- WRITTEN TASK
Make an exact copy of all the data.

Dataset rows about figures
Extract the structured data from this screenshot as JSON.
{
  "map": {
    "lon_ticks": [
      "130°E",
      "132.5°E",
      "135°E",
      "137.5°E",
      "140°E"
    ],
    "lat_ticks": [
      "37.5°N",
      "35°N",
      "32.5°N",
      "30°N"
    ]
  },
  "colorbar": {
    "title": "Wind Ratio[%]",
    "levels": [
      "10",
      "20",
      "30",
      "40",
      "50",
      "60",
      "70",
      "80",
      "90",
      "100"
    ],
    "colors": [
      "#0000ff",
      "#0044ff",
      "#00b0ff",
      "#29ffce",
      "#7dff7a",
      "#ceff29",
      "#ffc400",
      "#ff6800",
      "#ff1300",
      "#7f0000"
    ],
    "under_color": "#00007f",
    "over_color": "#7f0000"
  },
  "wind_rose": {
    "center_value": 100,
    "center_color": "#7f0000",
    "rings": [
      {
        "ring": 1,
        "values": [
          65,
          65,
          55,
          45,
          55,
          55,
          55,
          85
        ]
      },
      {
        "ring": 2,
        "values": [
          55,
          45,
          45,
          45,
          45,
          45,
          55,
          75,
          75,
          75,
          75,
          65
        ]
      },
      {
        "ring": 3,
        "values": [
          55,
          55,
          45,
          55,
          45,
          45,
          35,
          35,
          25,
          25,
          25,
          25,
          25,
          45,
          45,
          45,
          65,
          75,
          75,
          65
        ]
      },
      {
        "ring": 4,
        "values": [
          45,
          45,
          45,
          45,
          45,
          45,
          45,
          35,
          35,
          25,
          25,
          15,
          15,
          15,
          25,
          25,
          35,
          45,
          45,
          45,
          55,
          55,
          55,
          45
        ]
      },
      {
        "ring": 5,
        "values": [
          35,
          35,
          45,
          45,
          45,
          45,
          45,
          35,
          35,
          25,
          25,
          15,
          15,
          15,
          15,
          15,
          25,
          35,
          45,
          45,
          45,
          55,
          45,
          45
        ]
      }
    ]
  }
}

- REPLY
Extract the structured data from this screenshot as JSON.
{
  "map": {
    "lon_ticks": [
      "130°E",
      "132.5°E",
      "135°E",
      "137.5°E",
      "140°E"
    ],
    "lat_ticks": [
      "37.5°N",
      "35°N",
      "32.5°N",
      "30°N"
    ]
  },
  "colorbar": {
    "title": "Wind Ratio[%]",
    "levels": [
      "10",
      "20",
      "30",
      "40",
      "50",
      "60",
      "70",
      "80",
      "90",
      "100"
    ],
    "colors": [
      "#0000ff",
      "#0044ff",
      "#00b0ff",
      "#29ffce",
      "#7dff7a",
      "#ceff29",
      "#ffc400",
      "#ff6800",
      "#ff1300",
      "#7f0000"
    ],
    "under_color": "#00007f",
    "over_color": "#7f0000"
  },
  "wind_rose": {
    "center_value": 100,
    "center_color": "#7f0000",
    "rings": [
      {
        "ring": 1,
        "values": [
          65,
          65,
          55,
          45,
          55,
          55,
          55,
          85
        ]
      },
      {
        "ring": 2,
        "values": [
          55,
          45,
          45,
          45,
          45,
          45,
          55,
          75,
          75,
          75,
          75,
          65
        ]
      },
      {
        "ring": 3,
        "values": [
          55,
          55,
          45,
          55,
          45,
          45,
          35,
          35,
          25,
          25,
          25,
          25,
          25,
          45,
          45,
          45,
          65,
          75,
          75,
          65
        ]
      },
      {
        "ring": 4,
        "values": [
          45,
          45,
          45,
          45,
          45,
          45,
          45,
          35,
          35,
          25,
          25,
          15,
          15,
          15,
          25,
          25,
          35,
          45,
          45,
          45,
          55,
          55,
          55,
          45
        ]
      },
      {
        "ring": 5,
        "values": [
          35,
          35,
          45,
          45,
          45,
          45,
          45,
          35,
          35,
          25,
          25,
          15,
          15,
          15,
          15,
          15,
          25,
          35,
          45,
          45,
          45,
          55,
          45,
          45
        ]
      }
    ]
  }
}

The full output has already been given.